Given task
Which lines hold the word "JSON"? Show each of them.

--- START Extracted data ---

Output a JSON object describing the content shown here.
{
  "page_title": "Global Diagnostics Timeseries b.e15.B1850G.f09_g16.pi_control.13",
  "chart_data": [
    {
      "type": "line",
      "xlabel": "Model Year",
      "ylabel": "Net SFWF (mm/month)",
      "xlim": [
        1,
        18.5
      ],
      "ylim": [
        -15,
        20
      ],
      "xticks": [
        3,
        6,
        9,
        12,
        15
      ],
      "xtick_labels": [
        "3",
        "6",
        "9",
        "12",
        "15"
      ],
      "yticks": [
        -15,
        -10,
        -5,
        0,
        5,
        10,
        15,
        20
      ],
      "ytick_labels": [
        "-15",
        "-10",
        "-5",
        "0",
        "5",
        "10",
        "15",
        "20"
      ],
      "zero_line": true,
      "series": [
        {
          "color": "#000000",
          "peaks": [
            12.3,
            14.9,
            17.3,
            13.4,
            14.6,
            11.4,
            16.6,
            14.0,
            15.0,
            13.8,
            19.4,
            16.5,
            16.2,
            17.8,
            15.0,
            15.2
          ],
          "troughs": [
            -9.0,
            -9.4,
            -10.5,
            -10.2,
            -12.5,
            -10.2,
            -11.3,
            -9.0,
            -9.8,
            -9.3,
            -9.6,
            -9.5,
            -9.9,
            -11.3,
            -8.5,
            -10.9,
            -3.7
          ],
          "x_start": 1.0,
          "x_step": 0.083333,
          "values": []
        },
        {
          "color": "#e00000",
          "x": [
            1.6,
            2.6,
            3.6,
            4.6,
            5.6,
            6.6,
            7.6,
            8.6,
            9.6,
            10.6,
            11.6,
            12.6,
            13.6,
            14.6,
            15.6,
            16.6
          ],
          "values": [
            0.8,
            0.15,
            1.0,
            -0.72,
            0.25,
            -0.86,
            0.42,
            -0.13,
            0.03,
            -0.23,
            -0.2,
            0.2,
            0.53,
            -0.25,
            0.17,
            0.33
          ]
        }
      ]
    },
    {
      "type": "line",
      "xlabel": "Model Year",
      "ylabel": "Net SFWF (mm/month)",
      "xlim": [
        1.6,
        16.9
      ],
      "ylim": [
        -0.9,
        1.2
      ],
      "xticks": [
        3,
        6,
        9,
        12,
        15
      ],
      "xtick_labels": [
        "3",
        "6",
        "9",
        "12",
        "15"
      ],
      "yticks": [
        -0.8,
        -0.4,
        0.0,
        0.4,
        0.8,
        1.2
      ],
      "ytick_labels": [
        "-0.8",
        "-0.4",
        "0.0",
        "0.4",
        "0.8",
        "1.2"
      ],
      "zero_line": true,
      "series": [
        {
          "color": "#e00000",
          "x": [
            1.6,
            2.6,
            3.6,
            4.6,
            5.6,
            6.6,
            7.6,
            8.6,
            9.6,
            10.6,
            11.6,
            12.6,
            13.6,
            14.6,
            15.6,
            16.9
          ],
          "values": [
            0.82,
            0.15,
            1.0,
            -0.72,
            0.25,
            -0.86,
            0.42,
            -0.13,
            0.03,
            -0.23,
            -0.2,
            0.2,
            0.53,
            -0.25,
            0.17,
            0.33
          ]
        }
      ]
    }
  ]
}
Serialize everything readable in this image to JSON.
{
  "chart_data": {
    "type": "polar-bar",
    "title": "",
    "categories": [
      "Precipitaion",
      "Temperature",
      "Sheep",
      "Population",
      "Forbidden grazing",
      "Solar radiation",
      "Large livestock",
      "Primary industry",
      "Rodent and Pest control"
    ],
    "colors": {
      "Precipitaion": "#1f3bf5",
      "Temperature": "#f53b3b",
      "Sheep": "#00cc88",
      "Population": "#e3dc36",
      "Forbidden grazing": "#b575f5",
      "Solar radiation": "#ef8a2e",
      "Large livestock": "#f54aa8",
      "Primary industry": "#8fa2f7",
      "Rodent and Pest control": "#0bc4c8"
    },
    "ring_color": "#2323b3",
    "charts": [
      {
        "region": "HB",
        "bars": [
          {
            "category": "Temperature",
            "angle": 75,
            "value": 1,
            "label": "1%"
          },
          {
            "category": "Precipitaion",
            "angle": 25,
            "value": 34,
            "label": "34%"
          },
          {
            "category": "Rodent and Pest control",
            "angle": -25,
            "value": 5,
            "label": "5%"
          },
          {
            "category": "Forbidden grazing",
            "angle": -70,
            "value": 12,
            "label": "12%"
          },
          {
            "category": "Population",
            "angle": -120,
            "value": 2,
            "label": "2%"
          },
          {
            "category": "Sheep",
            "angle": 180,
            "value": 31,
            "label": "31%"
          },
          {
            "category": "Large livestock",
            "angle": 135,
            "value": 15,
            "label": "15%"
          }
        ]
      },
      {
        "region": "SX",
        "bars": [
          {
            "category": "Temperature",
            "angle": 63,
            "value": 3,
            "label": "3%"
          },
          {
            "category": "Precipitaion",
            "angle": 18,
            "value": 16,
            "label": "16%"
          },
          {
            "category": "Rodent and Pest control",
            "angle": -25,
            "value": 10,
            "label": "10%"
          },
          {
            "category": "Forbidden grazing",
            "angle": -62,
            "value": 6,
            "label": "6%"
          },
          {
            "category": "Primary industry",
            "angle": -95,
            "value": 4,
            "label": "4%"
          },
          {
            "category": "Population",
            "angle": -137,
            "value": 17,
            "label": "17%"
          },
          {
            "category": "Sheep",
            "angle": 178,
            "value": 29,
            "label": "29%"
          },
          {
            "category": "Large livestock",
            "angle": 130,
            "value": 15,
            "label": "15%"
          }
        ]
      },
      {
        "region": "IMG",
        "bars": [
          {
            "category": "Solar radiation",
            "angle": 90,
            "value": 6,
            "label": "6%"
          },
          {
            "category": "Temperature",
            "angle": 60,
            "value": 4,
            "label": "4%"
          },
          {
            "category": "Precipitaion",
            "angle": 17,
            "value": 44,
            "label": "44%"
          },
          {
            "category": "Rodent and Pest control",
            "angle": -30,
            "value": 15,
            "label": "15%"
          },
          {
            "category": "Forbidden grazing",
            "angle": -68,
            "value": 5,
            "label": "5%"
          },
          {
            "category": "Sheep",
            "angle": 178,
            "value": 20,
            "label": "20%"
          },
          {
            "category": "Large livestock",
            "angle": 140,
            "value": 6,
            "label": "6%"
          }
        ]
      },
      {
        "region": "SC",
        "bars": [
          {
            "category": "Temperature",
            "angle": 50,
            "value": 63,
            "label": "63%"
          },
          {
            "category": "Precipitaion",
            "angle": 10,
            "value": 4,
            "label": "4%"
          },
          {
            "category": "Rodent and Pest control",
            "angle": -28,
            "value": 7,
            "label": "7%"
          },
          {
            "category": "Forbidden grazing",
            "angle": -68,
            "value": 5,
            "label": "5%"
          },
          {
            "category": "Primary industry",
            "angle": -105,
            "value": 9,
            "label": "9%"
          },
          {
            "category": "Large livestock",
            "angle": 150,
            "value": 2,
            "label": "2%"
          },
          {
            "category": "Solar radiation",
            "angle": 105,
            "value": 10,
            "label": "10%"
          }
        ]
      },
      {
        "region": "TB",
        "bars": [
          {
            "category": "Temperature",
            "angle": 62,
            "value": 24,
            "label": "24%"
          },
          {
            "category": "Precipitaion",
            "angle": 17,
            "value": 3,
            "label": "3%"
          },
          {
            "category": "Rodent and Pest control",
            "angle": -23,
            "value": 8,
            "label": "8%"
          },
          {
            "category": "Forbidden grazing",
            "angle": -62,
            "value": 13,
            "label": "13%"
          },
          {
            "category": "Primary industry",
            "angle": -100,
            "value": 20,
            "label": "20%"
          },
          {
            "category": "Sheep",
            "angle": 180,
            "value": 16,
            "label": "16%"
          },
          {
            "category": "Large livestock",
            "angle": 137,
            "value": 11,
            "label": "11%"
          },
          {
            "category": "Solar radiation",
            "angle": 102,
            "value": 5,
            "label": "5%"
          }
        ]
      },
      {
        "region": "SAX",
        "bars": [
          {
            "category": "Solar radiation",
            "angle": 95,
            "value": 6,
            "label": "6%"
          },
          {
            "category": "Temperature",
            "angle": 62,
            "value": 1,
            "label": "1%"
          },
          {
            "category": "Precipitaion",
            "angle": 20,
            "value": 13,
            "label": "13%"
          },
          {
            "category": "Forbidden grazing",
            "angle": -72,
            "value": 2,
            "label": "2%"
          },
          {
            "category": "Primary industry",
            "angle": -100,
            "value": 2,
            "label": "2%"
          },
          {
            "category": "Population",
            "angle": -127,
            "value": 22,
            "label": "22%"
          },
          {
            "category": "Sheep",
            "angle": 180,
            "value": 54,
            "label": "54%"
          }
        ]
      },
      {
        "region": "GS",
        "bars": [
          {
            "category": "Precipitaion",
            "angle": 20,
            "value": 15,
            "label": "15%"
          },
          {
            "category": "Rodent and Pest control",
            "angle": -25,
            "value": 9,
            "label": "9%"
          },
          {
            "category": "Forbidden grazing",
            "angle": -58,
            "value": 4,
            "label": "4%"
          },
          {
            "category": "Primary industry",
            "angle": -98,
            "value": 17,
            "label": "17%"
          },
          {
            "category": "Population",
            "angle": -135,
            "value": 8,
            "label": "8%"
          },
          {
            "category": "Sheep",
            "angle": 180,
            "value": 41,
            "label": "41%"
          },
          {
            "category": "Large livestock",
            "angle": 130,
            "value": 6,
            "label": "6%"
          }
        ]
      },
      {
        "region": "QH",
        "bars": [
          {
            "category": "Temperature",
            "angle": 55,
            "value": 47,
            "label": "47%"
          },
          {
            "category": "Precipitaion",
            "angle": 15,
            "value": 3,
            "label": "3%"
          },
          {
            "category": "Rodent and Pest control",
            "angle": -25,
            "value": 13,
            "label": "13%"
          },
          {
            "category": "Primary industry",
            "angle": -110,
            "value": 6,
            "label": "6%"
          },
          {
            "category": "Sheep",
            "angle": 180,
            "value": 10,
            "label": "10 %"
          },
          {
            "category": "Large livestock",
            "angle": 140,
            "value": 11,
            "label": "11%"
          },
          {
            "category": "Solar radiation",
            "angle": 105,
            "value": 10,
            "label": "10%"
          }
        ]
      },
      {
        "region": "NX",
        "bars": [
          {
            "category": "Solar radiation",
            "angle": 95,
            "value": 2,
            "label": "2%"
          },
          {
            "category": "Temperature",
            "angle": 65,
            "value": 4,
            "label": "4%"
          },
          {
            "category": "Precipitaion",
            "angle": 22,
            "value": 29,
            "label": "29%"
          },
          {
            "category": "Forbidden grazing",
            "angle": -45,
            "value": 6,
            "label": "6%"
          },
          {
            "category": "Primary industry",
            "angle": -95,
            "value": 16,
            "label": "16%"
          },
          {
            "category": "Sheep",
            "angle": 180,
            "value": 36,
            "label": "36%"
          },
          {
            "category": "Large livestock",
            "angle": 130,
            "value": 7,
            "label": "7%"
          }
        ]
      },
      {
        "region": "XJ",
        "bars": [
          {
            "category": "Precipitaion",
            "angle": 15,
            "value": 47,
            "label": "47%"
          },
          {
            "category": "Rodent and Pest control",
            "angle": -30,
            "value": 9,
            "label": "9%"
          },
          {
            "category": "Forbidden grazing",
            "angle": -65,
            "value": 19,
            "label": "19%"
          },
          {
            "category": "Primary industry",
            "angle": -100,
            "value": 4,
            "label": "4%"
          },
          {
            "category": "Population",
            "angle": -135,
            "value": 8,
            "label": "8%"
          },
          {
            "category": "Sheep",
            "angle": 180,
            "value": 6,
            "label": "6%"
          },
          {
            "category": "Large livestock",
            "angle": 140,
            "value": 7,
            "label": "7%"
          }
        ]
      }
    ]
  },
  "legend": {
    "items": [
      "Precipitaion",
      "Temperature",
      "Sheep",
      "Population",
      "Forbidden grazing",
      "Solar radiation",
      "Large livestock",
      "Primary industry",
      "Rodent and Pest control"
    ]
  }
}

--- END Extracted data ---

Reply to the exercise
Output a JSON object describing the content shown here.
Serialize everything readable in this image to JSON.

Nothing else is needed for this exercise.